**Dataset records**

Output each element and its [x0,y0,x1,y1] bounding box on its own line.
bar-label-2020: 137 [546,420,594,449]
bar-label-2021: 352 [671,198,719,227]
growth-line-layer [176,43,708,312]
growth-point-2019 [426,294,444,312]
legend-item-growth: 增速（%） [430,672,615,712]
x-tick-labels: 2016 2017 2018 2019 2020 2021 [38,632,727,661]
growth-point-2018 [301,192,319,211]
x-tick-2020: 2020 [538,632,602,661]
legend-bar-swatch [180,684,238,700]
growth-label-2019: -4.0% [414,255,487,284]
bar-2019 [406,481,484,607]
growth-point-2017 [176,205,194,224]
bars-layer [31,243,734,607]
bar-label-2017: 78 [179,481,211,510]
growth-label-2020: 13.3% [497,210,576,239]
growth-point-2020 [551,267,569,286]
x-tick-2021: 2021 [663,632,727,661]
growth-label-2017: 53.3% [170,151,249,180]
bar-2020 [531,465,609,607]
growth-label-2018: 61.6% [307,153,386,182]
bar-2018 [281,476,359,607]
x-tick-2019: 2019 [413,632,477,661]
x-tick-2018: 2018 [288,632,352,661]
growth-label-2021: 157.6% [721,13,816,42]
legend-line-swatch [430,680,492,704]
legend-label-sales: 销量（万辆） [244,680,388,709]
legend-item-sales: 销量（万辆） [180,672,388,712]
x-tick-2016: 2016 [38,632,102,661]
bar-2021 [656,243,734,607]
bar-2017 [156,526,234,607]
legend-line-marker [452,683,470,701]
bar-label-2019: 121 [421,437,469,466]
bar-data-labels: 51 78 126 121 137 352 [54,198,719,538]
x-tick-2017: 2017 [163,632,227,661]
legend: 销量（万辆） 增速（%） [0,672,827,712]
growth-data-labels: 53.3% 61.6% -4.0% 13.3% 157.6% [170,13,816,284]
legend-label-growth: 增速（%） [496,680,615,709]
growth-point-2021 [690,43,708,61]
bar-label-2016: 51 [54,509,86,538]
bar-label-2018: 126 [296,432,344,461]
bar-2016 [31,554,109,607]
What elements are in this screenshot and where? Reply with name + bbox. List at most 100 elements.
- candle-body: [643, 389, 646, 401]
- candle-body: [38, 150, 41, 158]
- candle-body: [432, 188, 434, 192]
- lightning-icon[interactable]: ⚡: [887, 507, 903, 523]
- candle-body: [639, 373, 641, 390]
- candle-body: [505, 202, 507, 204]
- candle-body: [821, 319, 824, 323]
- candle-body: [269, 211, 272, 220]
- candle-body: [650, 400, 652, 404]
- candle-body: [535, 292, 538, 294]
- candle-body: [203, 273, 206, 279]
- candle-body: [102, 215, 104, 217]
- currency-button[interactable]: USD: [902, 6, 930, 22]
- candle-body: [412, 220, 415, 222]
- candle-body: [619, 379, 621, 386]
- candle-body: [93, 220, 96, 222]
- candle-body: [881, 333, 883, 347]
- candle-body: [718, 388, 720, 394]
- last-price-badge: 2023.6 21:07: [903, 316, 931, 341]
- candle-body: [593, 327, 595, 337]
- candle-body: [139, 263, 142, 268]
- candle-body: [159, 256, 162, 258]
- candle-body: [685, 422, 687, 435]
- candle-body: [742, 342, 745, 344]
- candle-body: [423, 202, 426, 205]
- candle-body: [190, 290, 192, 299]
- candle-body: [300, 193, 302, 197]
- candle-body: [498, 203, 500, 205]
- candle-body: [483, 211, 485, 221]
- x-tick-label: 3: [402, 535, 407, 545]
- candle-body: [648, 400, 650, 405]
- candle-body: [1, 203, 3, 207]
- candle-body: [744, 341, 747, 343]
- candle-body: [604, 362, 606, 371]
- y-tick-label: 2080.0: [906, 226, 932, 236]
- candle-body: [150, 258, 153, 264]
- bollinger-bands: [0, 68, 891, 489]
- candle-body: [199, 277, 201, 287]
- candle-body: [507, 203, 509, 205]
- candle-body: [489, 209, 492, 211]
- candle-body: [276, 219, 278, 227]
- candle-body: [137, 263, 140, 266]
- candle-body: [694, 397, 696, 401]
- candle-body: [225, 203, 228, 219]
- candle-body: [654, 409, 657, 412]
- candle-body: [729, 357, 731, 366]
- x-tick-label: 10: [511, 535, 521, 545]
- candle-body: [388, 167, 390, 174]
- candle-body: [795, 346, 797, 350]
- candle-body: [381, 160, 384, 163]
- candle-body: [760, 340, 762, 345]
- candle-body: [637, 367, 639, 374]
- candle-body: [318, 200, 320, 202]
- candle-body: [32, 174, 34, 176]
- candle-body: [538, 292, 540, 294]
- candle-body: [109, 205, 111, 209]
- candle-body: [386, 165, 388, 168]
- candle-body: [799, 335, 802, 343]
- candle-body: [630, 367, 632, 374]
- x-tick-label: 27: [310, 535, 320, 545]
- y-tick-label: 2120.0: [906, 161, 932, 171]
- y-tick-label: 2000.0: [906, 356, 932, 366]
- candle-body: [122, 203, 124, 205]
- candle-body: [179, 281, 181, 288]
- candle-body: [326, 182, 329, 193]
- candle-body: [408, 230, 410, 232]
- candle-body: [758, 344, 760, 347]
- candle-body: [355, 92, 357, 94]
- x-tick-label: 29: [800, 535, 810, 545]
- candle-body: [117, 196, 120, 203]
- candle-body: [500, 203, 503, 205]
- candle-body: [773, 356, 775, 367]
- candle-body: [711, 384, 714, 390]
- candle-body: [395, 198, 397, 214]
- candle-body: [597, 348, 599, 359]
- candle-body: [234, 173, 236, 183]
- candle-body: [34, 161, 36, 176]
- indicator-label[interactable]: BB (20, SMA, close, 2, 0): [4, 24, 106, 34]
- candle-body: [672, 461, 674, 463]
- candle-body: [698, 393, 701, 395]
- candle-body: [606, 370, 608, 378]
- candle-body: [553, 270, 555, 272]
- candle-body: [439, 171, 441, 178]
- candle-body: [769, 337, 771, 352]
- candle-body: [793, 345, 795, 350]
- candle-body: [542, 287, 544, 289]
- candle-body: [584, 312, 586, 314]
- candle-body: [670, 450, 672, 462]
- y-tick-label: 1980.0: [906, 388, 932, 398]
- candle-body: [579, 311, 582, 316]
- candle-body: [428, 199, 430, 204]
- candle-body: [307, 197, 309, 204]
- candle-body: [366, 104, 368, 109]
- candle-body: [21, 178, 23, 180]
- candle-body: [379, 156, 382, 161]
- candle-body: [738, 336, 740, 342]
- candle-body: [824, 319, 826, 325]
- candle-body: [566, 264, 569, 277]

**Your task**
Collect every line of the entries above that contains the string "labels".

**Response**
x-tick-labels: 2016 2017 2018 2019 2020 2021 [38,632,727,661]
bar-data-labels: 51 78 126 121 137 352 [54,198,719,538]
growth-data-labels: 53.3% 61.6% -4.0% 13.3% 157.6% [170,13,816,284]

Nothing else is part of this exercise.